AUSGEWÄHLTER AUSZUG –
^^^^^^^^

# Schlauchboot mit Langschaft-Spiegel



## Gädda fiskare (1. Mai 2006)

Moin Moin,

da mein Rheuma mich in letzter Zeit immer heftiger plagt, wird es mir zu anstrengend, mein Festrumpfboot auf den Dachträger zu buckeln. Ein Trailer kommt nicht in Frage, da ich damit auf der Autobahn zu viel Zeit verlieren würde. 
Nun will ich mir ein Schlauchboot mit Luftkiel der Kategorie C in einer Länge von gut 3m kaufen und meinen neuwertigen Langschaftmotor natürlich weiter verwenden. Der Haken ist nur, dass alle mir bekannten Schlauchboote mit Kurzschaftern laufen. Ist Euch ein Schlauchboot mit Langschaft-Spiegel bekannt? Oder ist es möglich den Spiegel einfach um 13 cm zu erhöhen, ohne dass er durch die veränderten Krafteinleitungsverhältnisse aus dem Schlauchboot reißt?|kopfkrat 

Matze


----------



## Forellenhunter (2. Mai 2006)

*AW: Schlauchboot mit Langschaft-Spiegel*

Hallo Matze,
soweit ich weiss, hat Suzuki ein Boot mit 4,.. Meter, das mit Langschaft gefahren wird. Ob es da auch kleinere gibt, weiss ich nicht.

^^^^^^^^

AUSZÜGE DER EINTRÄGE –
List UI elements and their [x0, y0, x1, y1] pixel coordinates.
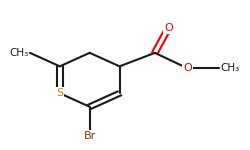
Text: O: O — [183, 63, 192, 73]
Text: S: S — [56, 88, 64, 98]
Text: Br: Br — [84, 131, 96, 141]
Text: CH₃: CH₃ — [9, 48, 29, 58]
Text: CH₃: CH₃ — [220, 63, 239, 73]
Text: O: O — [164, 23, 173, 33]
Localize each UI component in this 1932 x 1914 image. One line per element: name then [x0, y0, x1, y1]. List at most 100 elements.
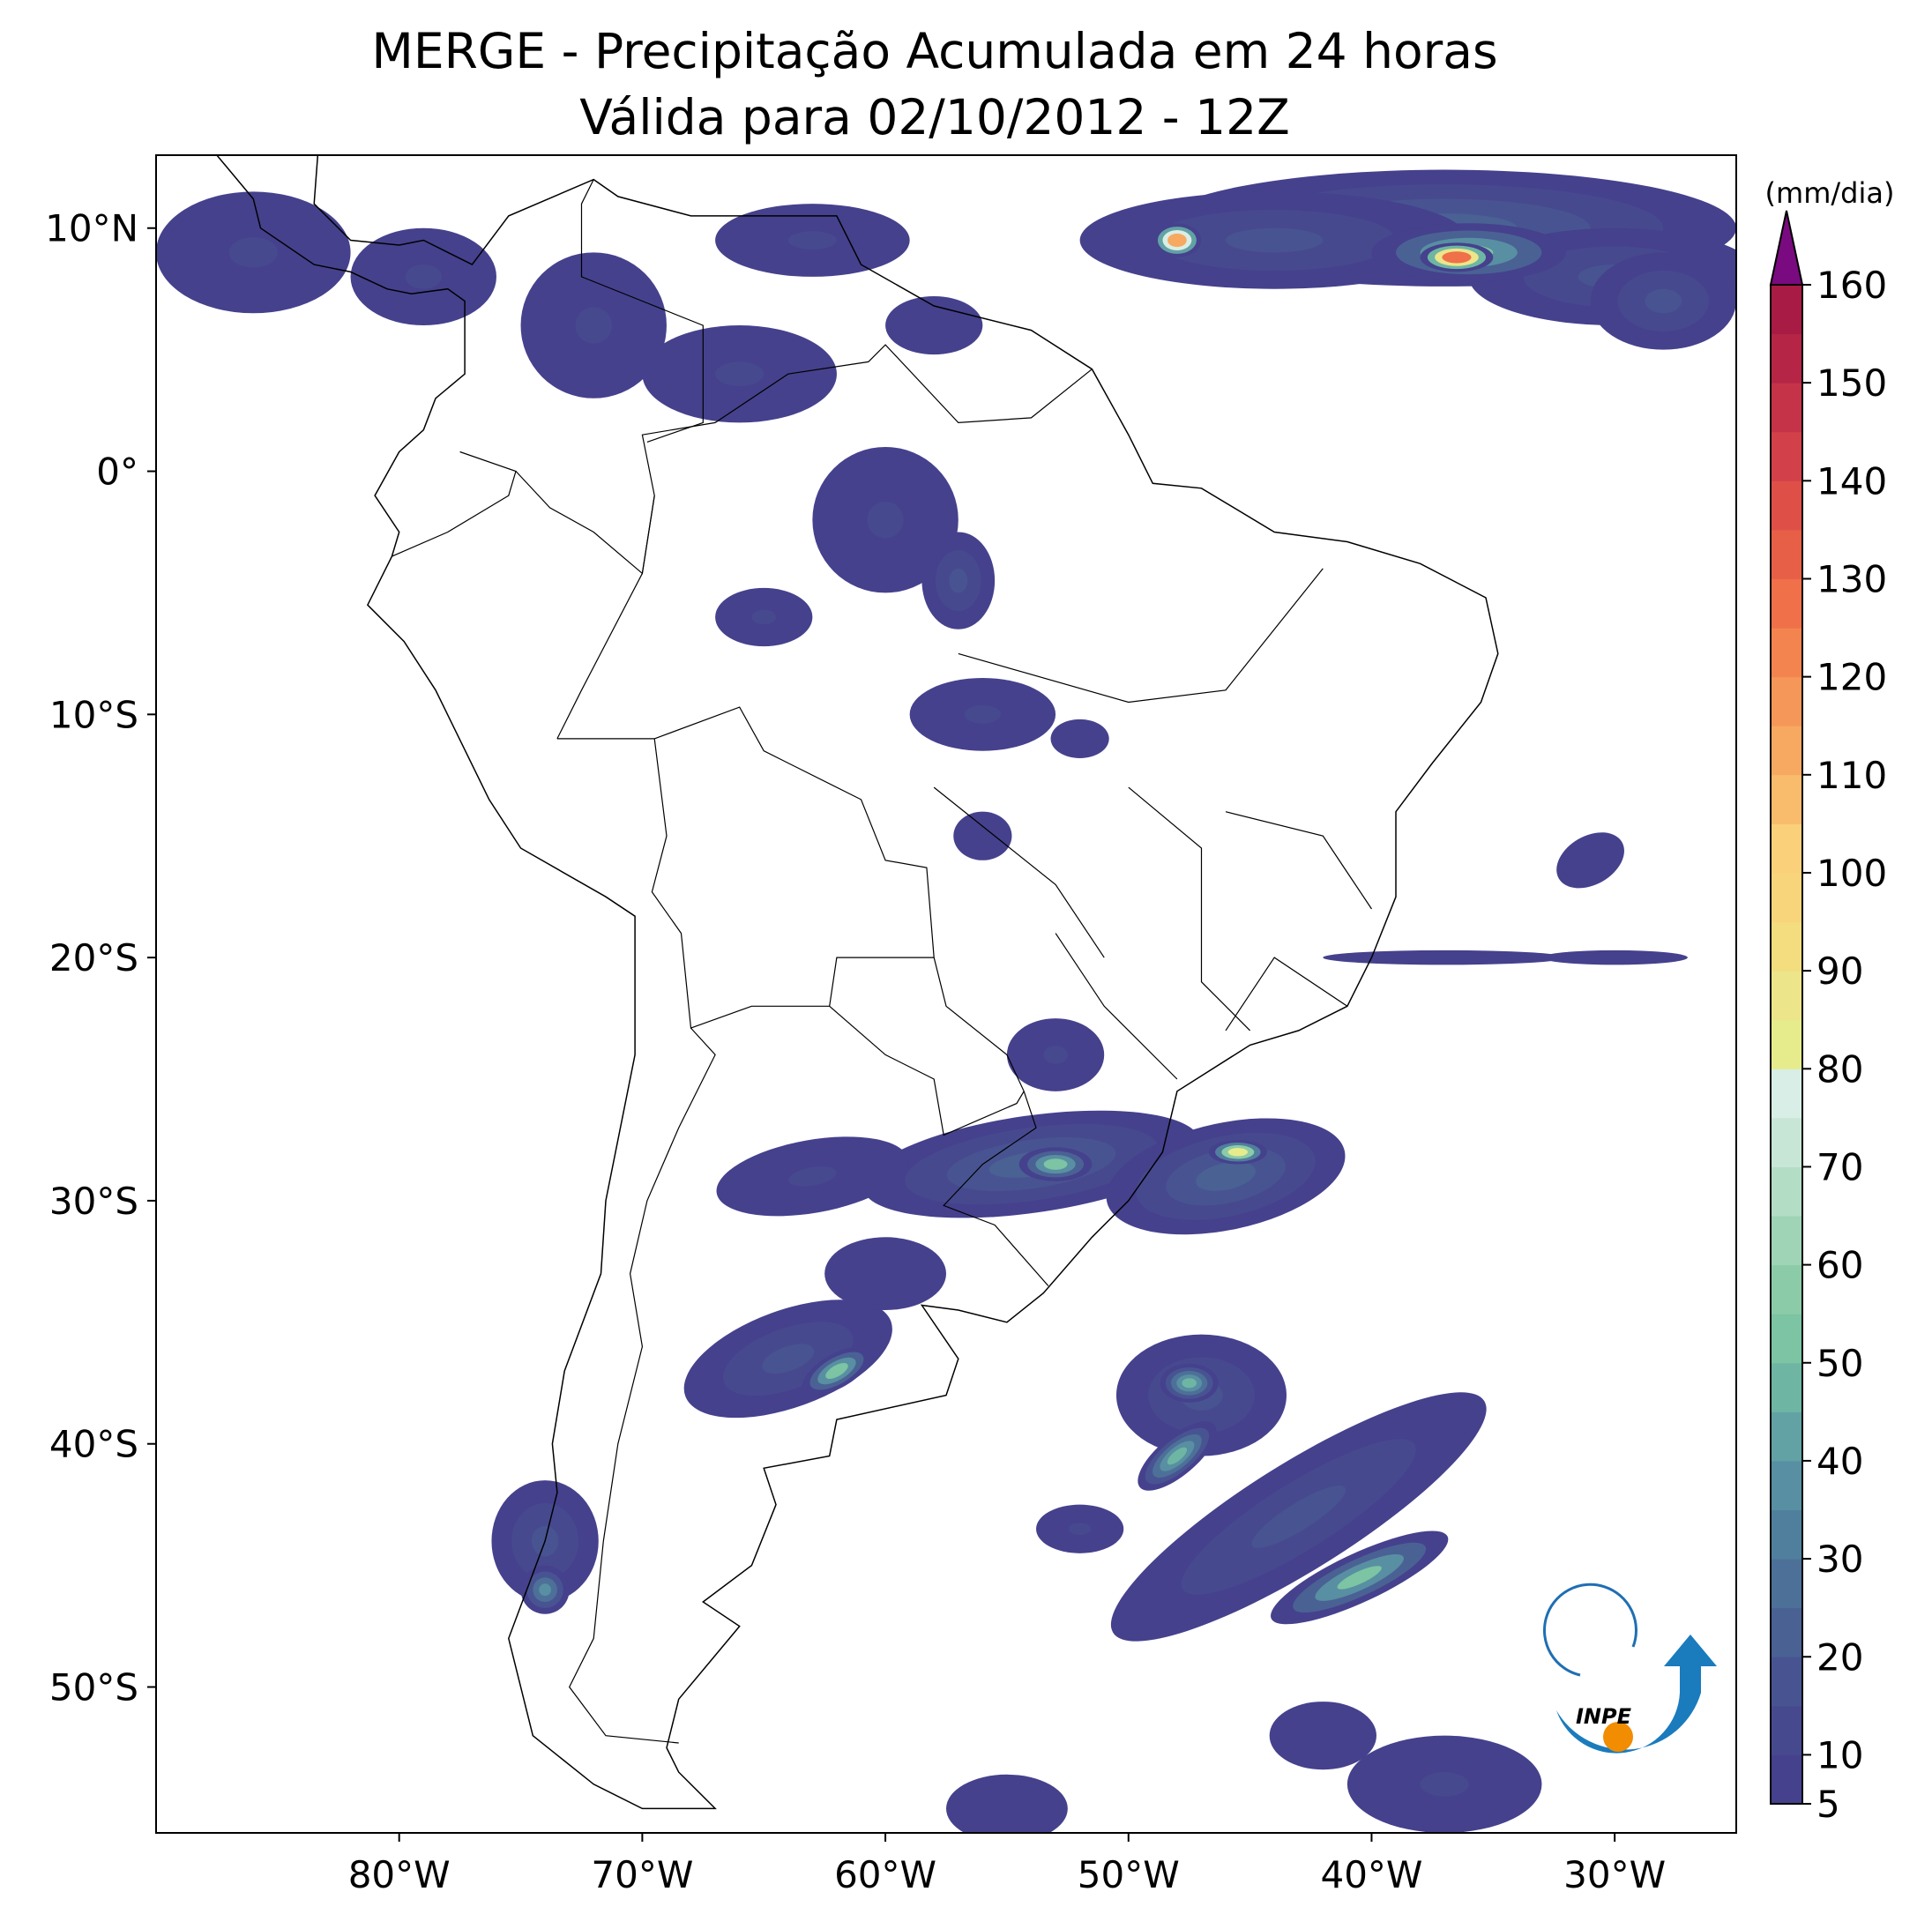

^^^^^^^^

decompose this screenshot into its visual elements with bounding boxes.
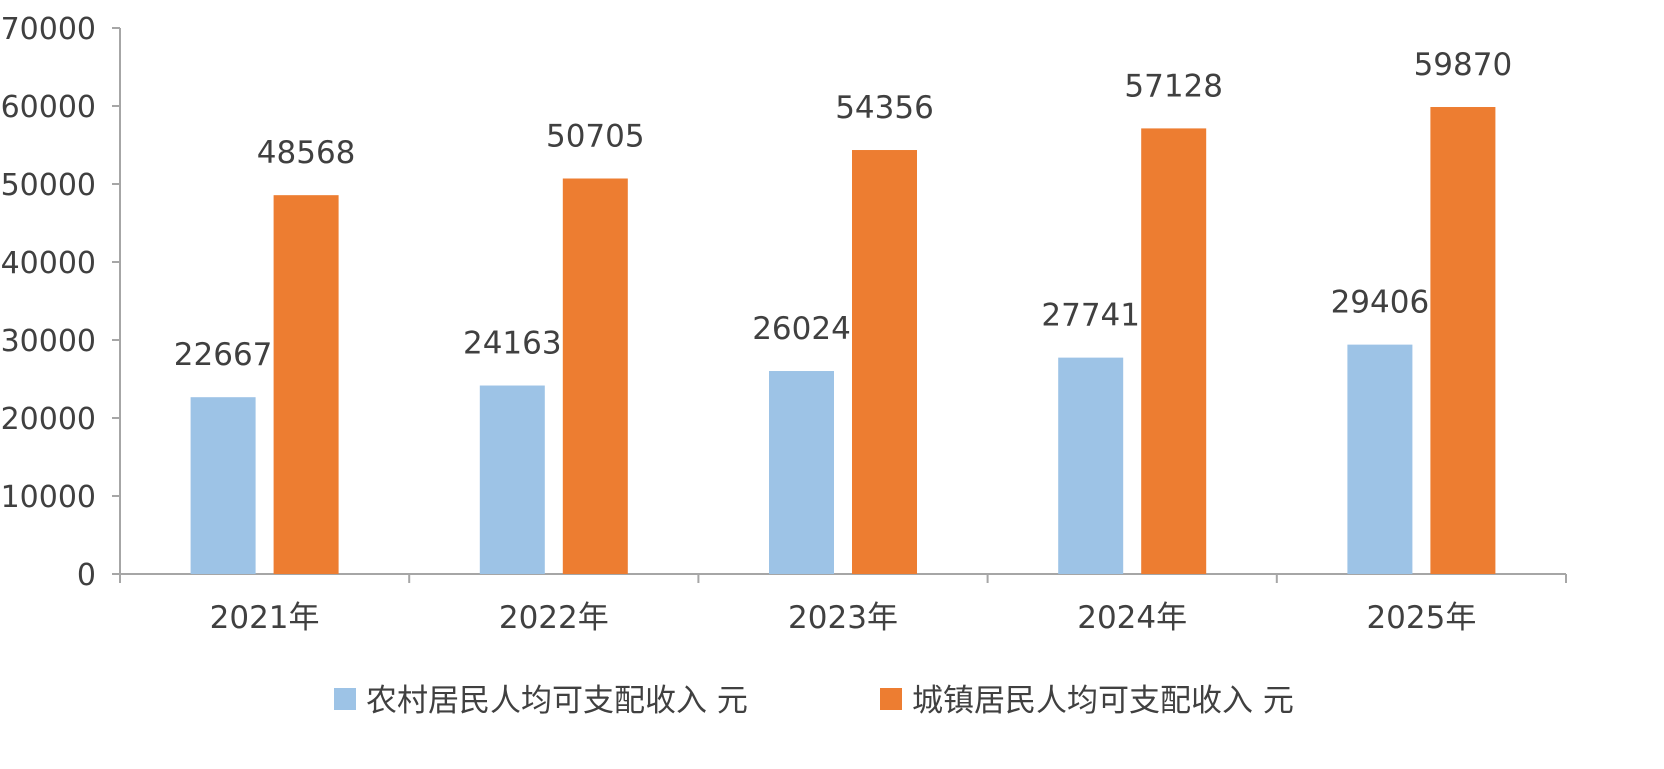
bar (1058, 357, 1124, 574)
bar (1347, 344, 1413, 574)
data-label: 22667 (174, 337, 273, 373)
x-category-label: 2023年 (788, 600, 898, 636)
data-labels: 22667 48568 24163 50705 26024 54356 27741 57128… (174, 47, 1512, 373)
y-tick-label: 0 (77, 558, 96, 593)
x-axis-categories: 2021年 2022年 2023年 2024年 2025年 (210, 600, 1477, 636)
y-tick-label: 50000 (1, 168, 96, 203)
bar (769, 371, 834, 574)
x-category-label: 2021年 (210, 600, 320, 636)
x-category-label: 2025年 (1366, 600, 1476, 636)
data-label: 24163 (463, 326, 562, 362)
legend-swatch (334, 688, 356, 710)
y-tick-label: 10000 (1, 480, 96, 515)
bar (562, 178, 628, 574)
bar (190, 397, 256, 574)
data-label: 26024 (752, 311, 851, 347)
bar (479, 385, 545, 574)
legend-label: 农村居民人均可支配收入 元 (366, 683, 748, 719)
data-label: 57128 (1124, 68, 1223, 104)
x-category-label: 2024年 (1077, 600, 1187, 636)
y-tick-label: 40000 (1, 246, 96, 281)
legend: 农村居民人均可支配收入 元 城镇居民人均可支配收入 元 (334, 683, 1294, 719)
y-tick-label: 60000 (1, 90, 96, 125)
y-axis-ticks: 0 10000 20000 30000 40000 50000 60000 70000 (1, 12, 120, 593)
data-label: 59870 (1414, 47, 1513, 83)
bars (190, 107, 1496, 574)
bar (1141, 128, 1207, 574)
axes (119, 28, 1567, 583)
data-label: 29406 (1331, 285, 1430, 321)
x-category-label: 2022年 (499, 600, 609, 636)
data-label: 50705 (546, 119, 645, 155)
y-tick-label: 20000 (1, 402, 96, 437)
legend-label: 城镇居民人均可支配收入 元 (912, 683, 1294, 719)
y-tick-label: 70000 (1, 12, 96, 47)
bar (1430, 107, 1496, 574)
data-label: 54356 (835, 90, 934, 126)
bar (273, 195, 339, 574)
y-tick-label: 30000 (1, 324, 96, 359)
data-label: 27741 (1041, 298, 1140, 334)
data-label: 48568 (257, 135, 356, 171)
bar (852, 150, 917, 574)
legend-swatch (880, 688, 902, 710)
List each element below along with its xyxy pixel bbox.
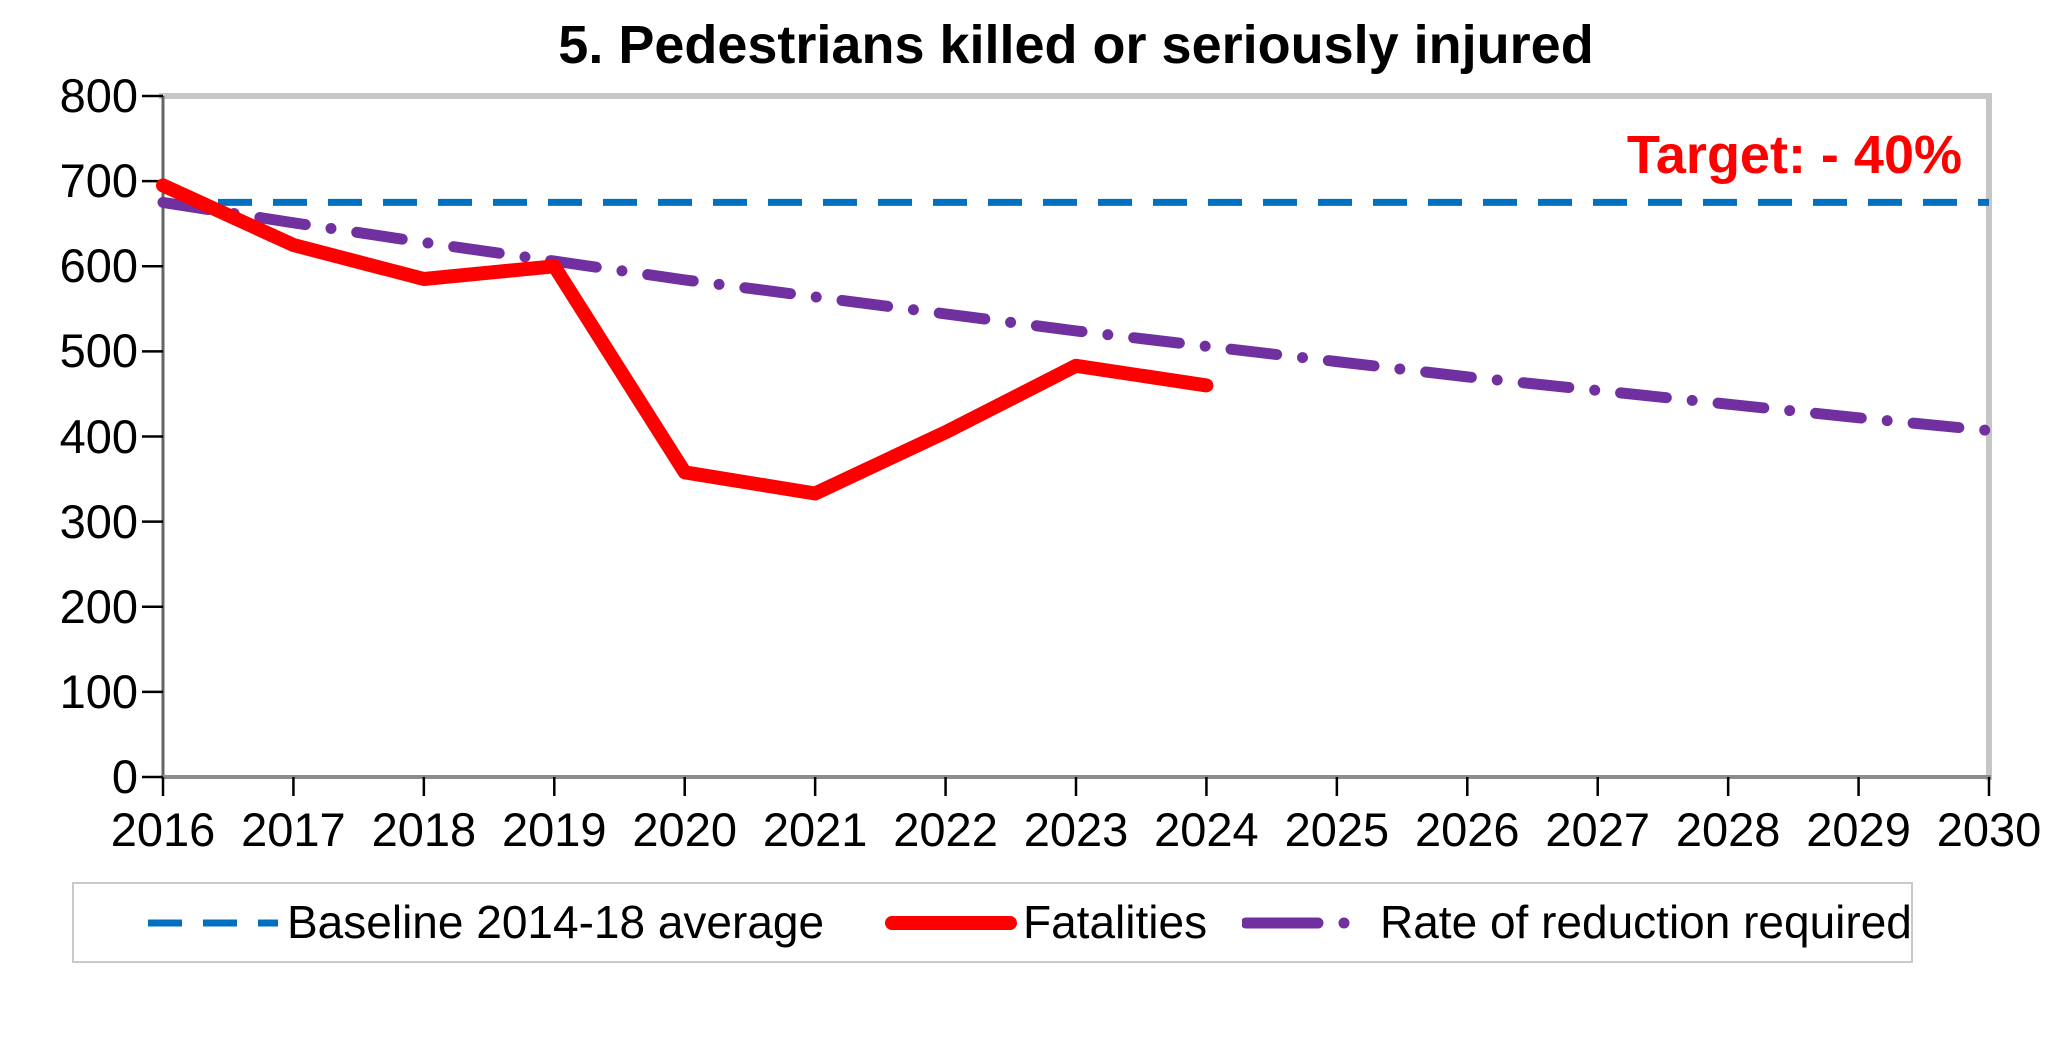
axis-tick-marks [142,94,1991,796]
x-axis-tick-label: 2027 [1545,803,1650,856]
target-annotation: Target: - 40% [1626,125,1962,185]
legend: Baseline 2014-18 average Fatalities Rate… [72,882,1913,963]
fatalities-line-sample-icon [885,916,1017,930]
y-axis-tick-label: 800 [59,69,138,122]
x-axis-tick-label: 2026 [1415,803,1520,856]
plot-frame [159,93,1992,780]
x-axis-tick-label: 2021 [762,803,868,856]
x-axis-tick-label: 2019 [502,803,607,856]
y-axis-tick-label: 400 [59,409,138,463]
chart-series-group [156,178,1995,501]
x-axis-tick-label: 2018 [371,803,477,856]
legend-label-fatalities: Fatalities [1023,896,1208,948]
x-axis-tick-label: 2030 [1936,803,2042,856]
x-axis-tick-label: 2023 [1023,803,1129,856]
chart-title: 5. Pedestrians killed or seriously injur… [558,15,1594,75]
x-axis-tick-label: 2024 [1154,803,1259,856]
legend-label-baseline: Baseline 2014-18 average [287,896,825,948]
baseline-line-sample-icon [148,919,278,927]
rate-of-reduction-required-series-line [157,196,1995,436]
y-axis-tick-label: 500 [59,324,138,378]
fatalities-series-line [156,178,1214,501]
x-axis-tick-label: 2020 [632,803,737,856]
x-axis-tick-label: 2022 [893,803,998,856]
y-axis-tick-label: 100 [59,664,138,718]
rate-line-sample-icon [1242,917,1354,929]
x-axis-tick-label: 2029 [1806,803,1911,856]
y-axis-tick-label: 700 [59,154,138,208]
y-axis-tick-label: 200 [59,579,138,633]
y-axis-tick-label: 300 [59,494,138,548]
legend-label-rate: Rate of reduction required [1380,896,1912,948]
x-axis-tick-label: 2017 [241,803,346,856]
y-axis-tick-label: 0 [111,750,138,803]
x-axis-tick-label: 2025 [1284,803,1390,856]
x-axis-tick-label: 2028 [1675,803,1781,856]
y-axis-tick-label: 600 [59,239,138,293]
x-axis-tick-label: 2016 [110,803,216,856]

^^^^^^^^

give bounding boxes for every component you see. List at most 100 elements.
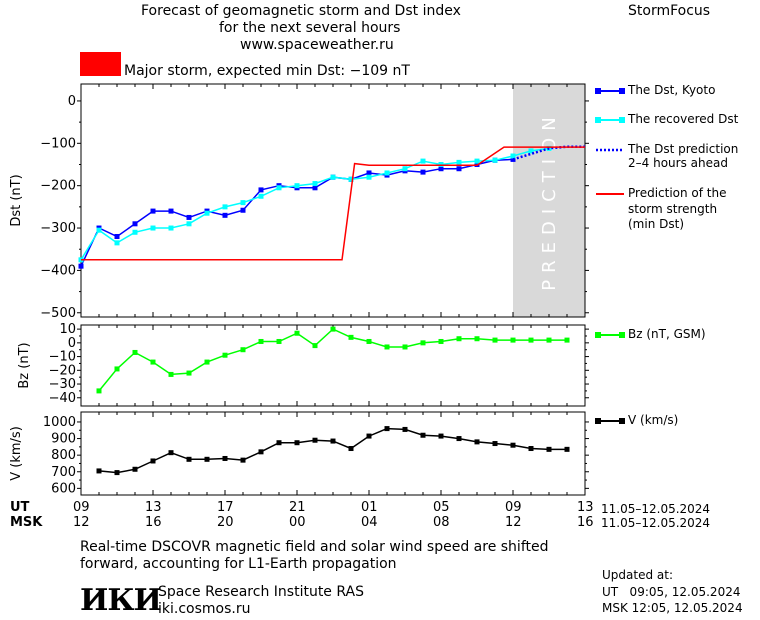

^^^^^^^^

AUSZUFÜHRENDE ANWEISUNG –
Tippe aus der Forumsdiskussion über das Schlauchboot mit Langschaft-Spiegel den Abschnitt wortgetreu ab, beginnend bei „## Forellenhunter (2.“ und endend bei „weiss ich nicht.“.

ALS ANTWORT –
## Forellenhunter (2. Mai 2006)

*AW: Schlauchboot mit Langschaft-Spiegel*

Hallo Matze,
soweit ich weiss, hat Suzuki ein Boot mit 4,.. Meter, das mit Langschaft gefahren wird. Ob es da auch kleinere gibt, weiss ich nicht.